== TASK INSTRUCTIONS ==
Filter the data for lines with the word "Training", then copy every line so identified.

==============================

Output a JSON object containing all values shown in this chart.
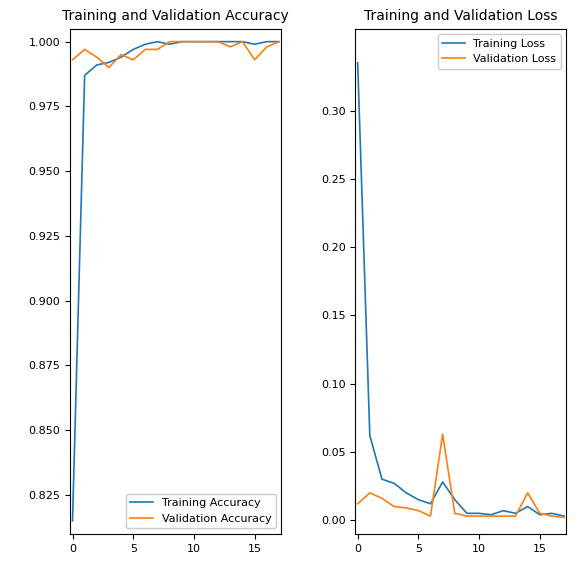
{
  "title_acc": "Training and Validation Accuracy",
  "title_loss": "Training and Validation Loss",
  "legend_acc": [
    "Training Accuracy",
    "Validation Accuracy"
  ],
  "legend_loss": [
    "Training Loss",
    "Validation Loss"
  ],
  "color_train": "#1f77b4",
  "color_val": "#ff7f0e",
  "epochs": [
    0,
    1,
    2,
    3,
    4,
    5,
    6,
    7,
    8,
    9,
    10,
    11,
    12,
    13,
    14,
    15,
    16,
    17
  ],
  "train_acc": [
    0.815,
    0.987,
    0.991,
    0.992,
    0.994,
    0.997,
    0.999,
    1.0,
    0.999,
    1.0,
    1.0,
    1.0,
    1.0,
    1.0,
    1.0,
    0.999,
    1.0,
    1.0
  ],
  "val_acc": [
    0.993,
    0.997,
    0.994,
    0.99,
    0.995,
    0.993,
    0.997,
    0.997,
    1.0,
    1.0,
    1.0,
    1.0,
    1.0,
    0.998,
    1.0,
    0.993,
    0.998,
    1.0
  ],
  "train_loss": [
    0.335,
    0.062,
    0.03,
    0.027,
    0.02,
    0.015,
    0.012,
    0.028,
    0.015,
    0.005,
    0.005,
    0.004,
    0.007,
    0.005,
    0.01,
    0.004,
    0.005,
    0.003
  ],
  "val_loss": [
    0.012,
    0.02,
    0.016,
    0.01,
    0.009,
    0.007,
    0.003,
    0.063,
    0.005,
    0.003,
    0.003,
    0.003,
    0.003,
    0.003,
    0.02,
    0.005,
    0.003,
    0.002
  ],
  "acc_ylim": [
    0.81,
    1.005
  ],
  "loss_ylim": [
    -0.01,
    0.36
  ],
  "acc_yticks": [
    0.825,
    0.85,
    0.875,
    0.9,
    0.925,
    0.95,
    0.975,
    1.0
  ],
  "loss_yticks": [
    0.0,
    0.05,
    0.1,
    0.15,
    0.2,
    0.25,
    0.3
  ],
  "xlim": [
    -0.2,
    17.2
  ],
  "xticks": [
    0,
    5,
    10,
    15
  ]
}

==============================

== THE RESPONSE ==
  "title_acc": "Training and Validation Accuracy",
  "title_loss": "Training and Validation Loss",
    "Training Accuracy",
    "Training Loss",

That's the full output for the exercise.